--- WHAT TO DO ---
Check each line of the records below for the string "structured", then state how many lines contain it, with no other output.

□ □ □

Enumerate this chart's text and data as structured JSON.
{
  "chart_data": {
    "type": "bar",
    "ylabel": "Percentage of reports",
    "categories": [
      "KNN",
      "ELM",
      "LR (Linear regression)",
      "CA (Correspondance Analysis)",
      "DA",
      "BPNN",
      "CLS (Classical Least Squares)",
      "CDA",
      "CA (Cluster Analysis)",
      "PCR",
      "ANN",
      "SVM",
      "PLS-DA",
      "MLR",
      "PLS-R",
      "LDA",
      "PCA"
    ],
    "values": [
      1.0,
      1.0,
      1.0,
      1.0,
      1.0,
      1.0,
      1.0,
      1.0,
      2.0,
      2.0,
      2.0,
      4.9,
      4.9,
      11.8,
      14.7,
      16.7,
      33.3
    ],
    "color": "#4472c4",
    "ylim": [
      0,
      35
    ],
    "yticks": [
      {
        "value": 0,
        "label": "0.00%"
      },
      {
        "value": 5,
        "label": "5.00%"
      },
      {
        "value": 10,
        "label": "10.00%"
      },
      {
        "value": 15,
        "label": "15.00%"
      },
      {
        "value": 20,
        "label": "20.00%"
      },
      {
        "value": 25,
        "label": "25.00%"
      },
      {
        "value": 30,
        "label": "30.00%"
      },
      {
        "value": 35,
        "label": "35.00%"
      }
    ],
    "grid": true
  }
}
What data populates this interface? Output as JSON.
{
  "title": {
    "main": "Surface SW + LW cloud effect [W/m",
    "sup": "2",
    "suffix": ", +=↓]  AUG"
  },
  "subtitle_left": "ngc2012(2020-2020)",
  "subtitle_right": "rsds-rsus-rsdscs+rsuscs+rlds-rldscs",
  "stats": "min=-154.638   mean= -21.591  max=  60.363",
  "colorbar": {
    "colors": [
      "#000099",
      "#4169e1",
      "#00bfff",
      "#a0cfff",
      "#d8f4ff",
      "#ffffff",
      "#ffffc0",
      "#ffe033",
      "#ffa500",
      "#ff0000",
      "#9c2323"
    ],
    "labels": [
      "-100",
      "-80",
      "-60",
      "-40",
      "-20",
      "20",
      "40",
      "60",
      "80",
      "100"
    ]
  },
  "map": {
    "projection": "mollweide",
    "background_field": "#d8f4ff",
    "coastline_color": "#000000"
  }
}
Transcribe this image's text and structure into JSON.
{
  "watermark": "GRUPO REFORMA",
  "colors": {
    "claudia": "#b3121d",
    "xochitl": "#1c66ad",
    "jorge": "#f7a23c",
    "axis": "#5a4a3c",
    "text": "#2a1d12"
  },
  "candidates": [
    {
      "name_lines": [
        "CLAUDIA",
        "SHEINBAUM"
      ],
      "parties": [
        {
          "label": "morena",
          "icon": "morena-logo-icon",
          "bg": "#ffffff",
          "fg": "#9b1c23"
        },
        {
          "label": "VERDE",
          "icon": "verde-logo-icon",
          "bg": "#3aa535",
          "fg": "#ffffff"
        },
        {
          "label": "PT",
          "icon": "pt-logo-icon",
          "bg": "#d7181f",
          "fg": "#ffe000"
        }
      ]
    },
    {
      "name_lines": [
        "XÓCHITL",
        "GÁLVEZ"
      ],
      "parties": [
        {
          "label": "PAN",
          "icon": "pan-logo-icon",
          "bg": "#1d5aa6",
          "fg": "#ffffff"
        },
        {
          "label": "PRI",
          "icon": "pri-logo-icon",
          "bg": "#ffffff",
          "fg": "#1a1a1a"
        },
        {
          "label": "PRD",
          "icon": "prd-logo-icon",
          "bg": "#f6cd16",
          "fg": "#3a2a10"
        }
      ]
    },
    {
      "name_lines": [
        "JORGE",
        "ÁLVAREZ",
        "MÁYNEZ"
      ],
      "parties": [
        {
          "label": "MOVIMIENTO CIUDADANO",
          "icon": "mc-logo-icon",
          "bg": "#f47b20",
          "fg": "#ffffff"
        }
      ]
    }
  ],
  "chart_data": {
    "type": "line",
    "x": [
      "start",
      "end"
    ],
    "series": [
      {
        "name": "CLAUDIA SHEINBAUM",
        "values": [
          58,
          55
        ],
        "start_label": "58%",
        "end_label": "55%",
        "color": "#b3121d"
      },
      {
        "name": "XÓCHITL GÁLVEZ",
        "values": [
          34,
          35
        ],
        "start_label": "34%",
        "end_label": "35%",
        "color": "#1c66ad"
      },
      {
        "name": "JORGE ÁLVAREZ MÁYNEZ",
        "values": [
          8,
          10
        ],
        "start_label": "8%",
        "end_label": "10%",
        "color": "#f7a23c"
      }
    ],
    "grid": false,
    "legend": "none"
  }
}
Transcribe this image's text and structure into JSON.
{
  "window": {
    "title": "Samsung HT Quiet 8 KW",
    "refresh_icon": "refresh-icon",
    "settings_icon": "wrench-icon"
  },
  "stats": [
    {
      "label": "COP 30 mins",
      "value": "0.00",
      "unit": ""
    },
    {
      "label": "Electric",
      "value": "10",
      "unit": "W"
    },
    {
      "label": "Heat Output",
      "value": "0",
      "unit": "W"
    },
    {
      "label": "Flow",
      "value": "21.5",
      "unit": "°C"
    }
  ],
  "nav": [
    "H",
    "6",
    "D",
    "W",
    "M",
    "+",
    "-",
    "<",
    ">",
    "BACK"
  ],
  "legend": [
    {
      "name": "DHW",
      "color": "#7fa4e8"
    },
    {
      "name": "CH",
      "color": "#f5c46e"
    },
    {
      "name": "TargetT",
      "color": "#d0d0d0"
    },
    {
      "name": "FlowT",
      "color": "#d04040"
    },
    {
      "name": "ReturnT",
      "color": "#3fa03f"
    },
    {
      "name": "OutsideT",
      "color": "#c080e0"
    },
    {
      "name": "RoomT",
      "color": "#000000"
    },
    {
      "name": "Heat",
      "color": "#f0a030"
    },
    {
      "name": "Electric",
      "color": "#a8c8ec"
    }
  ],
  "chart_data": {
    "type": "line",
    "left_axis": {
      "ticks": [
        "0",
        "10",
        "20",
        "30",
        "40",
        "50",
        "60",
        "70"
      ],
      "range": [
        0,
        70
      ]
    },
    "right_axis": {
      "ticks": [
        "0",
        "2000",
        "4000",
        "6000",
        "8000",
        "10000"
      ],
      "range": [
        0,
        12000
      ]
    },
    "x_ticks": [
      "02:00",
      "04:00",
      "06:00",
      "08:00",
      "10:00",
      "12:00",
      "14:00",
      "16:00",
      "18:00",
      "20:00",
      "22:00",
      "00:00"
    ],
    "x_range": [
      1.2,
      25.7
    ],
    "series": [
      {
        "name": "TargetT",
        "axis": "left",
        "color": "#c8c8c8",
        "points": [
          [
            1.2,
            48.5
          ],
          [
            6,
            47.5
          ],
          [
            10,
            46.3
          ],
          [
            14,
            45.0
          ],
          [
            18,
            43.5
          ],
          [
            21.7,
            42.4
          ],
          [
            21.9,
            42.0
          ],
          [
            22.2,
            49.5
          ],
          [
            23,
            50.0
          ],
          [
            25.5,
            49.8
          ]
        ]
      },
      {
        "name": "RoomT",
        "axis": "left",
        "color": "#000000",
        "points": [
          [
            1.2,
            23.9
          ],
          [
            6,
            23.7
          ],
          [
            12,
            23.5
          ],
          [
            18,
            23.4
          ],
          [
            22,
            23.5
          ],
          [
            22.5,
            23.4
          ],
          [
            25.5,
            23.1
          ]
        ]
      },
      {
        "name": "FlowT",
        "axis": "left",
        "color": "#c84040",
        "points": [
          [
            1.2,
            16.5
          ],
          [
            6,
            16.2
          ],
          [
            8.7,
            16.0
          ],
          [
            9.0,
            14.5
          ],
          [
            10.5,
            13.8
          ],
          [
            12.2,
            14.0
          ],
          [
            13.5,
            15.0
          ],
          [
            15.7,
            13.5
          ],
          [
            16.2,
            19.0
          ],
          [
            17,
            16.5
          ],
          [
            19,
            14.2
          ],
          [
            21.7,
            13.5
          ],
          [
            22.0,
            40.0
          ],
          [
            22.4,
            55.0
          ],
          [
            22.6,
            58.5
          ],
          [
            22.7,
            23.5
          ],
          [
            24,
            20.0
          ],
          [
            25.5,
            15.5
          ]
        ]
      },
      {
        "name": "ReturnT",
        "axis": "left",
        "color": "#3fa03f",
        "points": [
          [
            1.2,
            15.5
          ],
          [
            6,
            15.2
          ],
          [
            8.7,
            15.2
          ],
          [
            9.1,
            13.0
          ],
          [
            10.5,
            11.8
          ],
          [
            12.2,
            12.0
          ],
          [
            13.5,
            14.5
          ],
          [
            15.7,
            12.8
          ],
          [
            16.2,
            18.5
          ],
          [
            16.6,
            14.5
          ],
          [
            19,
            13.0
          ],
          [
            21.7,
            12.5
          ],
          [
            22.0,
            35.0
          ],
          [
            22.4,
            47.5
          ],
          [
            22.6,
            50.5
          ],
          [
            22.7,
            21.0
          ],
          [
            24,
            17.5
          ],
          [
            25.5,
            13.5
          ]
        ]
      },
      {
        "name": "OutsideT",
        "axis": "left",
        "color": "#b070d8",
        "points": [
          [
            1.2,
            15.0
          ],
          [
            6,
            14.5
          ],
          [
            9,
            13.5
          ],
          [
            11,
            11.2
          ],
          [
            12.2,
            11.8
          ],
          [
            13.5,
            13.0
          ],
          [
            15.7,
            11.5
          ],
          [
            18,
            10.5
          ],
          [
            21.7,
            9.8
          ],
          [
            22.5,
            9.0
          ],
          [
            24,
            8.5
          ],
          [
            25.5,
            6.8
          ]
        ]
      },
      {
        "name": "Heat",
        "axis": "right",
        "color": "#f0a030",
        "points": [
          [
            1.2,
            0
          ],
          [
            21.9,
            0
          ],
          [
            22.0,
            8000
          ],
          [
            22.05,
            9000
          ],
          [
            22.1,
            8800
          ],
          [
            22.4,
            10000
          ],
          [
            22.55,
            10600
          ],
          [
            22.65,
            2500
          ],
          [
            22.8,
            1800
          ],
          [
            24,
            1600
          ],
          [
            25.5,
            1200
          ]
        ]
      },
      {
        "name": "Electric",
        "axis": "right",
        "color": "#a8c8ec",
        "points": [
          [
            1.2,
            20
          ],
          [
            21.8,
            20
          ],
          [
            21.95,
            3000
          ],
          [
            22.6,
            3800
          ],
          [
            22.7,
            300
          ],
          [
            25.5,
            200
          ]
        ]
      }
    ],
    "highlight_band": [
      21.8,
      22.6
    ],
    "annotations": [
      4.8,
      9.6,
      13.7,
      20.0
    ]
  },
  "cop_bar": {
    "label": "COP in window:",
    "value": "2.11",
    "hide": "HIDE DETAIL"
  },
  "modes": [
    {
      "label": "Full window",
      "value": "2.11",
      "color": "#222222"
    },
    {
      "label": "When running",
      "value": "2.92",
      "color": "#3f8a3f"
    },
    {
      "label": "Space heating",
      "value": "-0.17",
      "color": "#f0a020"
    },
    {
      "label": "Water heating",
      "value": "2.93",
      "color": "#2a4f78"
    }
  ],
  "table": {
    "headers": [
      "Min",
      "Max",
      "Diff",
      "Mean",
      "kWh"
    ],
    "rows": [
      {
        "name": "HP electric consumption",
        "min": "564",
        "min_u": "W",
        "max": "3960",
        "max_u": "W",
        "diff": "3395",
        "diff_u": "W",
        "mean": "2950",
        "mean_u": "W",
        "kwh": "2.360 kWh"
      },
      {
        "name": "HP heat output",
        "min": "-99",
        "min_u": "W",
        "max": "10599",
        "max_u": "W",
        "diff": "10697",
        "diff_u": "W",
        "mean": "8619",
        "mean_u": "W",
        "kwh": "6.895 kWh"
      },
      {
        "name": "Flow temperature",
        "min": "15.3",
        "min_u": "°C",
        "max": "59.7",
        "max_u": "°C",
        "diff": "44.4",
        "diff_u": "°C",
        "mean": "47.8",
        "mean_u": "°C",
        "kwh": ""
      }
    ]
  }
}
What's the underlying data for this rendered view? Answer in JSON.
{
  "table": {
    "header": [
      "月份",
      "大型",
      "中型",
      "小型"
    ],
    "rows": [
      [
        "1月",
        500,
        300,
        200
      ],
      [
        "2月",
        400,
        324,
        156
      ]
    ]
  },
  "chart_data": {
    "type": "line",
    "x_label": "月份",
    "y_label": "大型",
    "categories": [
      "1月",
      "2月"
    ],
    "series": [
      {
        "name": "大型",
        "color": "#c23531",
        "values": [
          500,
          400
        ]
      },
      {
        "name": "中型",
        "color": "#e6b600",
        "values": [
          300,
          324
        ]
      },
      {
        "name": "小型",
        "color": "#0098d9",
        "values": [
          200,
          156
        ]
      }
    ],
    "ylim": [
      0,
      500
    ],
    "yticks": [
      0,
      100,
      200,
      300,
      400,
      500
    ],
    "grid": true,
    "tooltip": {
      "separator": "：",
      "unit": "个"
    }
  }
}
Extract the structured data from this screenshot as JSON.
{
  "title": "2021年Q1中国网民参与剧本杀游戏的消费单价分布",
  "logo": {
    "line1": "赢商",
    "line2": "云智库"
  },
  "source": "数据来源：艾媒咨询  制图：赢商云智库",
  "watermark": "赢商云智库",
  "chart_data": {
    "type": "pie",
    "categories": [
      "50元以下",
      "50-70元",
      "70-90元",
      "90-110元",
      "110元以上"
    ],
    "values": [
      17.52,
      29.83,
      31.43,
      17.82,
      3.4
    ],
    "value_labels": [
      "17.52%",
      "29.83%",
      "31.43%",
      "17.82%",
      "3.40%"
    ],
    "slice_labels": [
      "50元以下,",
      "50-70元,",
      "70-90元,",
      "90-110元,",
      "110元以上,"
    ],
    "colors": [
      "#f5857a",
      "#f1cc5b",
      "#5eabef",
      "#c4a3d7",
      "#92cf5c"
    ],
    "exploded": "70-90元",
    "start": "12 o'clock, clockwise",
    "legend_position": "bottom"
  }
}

□ □ □

--- WRITTEN RESPONSE ---
2